_Exercise material_
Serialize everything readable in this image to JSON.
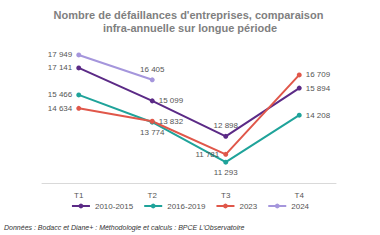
{
  "chart_data": {
    "type": "line",
    "title": "Nombre de défaillances d'entreprises, comparaison infra-annuelle sur longue période",
    "source": "Données : Bodacc et Diane+ : Méthodologie et calculs : BPCE L'Observatoire",
    "categories": [
      "T1",
      "T2",
      "T3",
      "T4"
    ],
    "series": [
      {
        "name": "2010-2015",
        "color": "#5b2a86",
        "values": [
          17141,
          15099,
          12898,
          15894
        ],
        "value_labels": [
          "17 141",
          "15 099",
          "12 898",
          "15 894"
        ]
      },
      {
        "name": "2016-2019",
        "color": "#1fa39a",
        "values": [
          15466,
          13774,
          11293,
          14208
        ],
        "value_labels": [
          "15 466",
          "13 774",
          "11 293",
          "14 208"
        ]
      },
      {
        "name": "2023",
        "color": "#e0574a",
        "values": [
          14634,
          13832,
          11781,
          16709
        ],
        "value_labels": [
          "14 634",
          "13 832",
          "11 781",
          "16 709"
        ]
      },
      {
        "name": "2024",
        "color": "#a596dc",
        "values": [
          17949,
          16405,
          null,
          null
        ],
        "value_labels": [
          "17 949",
          "16 405",
          null,
          null
        ]
      }
    ],
    "ylim": [
      10000,
      19000
    ],
    "tick_labels": "x",
    "grid": false,
    "legend": "bottom",
    "data_labels": true,
    "marker": "circle"
  }
}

_Problem description_
Give the material again exactly as it is, but keep the pictures out.

_Full response_
Serialize everything readable in this image to JSON.
{
  "chart_data": {
    "type": "line",
    "title": "Nombre de défaillances d'entreprises, comparaison infra-annuelle sur longue période",
    "source": "Données : Bodacc et Diane+ : Méthodologie et calculs : BPCE L'Observatoire",
    "categories": [
      "T1",
      "T2",
      "T3",
      "T4"
    ],
    "series": [
      {
        "name": "2010-2015",
        "color": "#5b2a86",
        "values": [
          17141,
          15099,
          12898,
          15894
        ],
        "value_labels": [
          "17 141",
          "15 099",
          "12 898",
          "15 894"
        ]
      },
      {
        "name": "2016-2019",
        "color": "#1fa39a",
        "values": [
          15466,
          13774,
          11293,
          14208
        ],
        "value_labels": [
          "15 466",
          "13 774",
          "11 293",
          "14 208"
        ]
      },
      {
        "name": "2023",
        "color": "#e0574a",
        "values": [
          14634,
          13832,
          11781,
          16709
        ],
        "value_labels": [
          "14 634",
          "13 832",
          "11 781",
          "16 709"
        ]
      },
      {
        "name": "2024",
        "color": "#a596dc",
        "values": [
          17949,
          16405,
          null,
          null
        ],
        "value_labels": [
          "17 949",
          "16 405",
          null,
          null
        ]
      }
    ],
    "ylim": [
      10000,
      19000
    ],
    "tick_labels": "x",
    "grid": false,
    "legend": "bottom",
    "data_labels": true,
    "marker": "circle"
  }
}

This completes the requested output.